(Extracted data entries)

################

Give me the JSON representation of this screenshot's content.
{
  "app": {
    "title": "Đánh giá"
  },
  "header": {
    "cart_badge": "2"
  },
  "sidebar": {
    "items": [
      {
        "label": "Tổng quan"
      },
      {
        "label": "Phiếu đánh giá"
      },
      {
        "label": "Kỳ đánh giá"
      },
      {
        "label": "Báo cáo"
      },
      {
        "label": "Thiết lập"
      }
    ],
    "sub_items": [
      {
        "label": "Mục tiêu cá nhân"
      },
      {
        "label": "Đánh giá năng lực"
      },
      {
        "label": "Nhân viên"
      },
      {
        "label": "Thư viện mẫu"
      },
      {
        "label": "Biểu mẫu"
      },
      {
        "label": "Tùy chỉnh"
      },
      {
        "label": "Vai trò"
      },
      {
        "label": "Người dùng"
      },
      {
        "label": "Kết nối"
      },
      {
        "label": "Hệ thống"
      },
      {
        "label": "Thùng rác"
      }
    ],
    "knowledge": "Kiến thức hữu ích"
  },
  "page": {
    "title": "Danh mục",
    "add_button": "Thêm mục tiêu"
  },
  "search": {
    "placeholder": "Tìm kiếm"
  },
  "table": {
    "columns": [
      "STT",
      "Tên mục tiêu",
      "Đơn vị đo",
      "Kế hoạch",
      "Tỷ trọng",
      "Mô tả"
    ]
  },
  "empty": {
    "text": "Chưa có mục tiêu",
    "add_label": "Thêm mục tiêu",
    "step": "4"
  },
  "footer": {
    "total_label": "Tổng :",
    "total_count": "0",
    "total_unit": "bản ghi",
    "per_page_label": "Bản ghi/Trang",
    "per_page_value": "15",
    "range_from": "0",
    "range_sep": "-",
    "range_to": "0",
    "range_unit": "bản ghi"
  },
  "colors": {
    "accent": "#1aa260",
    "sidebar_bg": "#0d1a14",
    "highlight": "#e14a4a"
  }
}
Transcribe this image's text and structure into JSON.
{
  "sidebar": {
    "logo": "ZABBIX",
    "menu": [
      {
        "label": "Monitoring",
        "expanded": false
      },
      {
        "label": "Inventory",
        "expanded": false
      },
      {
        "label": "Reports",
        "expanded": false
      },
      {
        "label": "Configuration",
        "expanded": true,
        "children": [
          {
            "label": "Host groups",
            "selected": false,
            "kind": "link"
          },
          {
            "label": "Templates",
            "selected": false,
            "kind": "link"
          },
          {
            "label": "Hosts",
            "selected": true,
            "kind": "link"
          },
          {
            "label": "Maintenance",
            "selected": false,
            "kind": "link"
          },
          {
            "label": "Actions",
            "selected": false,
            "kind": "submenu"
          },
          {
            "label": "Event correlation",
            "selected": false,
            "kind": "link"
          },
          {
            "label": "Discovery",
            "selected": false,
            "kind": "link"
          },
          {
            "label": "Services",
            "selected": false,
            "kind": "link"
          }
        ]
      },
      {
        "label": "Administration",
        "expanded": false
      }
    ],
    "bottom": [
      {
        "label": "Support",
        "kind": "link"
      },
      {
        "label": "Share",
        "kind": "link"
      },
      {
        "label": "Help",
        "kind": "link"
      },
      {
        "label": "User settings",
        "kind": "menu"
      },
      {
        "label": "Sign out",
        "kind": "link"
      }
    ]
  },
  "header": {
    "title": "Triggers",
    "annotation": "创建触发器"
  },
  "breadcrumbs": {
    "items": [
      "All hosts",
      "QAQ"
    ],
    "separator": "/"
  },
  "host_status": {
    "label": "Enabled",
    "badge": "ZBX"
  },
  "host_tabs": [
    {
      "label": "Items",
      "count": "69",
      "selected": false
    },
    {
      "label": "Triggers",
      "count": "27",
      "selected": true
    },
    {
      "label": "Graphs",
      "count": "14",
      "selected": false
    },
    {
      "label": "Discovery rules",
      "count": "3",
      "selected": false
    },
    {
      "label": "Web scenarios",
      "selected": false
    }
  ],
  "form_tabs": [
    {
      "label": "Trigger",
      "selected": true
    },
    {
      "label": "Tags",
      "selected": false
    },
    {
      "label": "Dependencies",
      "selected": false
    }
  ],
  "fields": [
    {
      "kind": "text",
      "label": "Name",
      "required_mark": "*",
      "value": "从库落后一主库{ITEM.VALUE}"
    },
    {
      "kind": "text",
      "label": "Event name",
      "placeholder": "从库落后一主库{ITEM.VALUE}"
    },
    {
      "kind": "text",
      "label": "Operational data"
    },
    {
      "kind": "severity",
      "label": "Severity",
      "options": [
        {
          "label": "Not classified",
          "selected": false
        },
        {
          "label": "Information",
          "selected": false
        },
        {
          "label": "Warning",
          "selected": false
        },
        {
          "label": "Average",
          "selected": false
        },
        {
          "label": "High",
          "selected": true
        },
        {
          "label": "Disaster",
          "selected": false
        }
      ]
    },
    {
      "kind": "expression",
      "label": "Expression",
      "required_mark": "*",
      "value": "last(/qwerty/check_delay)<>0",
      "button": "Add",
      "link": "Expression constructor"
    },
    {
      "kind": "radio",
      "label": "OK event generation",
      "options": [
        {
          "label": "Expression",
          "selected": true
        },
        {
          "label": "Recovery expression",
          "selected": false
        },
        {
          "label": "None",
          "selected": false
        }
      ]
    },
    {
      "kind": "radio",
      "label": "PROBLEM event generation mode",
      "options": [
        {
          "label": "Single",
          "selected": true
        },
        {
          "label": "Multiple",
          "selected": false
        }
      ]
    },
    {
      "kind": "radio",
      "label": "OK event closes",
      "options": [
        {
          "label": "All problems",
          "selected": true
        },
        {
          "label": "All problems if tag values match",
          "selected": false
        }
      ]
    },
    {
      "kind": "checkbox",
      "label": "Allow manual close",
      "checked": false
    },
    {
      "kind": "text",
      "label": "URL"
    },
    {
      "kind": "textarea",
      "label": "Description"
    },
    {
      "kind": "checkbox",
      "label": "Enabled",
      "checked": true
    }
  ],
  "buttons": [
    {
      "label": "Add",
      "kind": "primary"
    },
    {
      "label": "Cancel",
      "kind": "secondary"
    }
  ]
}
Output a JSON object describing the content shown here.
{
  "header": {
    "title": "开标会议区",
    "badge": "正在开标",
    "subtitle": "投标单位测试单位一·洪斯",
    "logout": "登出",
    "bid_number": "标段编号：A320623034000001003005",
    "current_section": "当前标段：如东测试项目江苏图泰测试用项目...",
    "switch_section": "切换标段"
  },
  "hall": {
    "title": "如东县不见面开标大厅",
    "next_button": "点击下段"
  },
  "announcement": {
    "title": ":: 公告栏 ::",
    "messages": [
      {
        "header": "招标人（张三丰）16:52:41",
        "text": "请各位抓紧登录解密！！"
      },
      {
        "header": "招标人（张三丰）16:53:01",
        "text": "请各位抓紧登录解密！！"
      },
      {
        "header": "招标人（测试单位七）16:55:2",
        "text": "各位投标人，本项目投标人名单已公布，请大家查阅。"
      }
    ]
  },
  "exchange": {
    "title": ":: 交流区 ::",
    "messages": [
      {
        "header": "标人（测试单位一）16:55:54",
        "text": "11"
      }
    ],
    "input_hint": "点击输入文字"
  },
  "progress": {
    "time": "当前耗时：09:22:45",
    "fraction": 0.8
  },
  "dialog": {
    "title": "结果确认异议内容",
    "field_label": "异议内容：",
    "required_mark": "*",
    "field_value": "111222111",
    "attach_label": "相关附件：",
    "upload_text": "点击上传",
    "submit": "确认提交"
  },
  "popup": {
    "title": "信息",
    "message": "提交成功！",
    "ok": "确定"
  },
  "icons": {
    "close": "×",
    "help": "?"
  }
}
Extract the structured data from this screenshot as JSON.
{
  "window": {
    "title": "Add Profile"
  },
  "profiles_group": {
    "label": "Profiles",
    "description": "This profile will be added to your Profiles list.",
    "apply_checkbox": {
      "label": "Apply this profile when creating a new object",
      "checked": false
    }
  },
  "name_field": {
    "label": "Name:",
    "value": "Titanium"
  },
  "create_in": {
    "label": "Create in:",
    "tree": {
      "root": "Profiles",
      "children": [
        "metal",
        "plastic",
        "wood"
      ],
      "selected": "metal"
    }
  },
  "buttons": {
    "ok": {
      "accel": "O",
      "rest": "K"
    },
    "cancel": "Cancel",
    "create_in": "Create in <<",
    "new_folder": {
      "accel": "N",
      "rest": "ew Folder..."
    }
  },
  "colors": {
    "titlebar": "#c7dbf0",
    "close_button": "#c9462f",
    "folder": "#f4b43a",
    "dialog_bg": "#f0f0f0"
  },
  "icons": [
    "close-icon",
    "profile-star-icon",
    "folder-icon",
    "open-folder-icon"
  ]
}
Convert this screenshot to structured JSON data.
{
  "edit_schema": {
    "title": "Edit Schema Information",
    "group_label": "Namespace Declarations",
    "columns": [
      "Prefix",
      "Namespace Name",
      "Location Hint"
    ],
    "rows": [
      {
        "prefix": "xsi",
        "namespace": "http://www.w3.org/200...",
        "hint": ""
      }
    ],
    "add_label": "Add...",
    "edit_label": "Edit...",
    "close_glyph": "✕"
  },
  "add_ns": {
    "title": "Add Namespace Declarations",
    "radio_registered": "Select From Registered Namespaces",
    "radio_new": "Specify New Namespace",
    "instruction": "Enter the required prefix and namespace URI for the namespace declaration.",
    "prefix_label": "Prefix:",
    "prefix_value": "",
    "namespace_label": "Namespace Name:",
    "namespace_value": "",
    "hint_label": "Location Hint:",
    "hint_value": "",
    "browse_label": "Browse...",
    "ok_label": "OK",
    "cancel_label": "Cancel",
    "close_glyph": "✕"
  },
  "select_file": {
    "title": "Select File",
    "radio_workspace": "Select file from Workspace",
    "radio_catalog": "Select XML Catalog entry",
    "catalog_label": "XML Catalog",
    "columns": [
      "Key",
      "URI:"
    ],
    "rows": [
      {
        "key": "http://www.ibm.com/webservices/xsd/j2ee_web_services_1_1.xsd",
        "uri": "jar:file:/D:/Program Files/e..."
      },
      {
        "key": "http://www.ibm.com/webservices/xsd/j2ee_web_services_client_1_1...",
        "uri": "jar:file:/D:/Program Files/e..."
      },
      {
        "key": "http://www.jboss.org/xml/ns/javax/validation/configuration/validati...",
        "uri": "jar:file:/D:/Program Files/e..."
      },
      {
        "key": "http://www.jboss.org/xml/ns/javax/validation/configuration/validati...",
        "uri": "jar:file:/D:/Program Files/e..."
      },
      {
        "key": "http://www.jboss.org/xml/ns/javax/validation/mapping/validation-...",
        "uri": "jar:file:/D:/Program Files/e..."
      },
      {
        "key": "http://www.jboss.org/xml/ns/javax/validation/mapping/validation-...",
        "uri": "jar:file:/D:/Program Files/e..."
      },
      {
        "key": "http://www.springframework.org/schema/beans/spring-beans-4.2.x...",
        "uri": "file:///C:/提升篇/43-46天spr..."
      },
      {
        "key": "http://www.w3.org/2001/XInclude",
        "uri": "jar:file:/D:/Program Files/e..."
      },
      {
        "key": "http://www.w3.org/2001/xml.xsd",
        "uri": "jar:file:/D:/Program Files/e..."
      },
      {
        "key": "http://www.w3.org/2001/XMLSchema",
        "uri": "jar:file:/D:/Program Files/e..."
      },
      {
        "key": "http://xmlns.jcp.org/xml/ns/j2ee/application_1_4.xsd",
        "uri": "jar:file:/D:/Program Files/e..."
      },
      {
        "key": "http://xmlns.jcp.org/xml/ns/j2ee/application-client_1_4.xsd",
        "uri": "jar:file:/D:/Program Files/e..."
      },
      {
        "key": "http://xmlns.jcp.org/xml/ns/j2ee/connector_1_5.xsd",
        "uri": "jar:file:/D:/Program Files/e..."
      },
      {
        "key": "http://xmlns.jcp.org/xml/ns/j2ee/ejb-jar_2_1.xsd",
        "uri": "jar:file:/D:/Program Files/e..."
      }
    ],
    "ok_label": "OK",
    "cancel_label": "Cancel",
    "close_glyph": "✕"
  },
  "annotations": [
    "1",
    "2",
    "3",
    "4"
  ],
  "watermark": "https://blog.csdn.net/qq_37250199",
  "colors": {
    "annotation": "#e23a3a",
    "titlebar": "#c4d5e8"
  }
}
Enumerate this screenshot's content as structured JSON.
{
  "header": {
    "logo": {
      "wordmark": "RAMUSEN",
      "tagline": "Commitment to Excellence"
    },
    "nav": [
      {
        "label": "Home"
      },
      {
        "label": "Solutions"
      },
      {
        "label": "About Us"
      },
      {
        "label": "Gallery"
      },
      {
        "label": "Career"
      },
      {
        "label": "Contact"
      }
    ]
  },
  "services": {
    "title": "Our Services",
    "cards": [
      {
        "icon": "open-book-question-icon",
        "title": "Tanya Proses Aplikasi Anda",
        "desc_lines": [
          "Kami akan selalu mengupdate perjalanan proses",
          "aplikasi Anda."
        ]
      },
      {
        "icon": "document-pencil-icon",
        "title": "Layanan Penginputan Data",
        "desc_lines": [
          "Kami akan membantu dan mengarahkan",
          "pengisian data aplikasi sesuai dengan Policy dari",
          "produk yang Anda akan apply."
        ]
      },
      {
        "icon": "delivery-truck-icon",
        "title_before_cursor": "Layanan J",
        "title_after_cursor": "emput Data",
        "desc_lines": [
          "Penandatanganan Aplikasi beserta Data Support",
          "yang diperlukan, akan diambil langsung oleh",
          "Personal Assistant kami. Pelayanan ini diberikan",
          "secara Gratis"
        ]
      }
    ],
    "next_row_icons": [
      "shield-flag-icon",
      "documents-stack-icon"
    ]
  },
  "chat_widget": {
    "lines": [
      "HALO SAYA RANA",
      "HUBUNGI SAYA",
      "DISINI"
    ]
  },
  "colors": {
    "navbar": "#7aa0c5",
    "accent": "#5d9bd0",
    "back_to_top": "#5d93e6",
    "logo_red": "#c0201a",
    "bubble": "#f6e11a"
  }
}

################

→ **What the task asks**
Go through the data and count each line that has the word "从库落后一主库", then give the total alone.

→ **Written reply**
2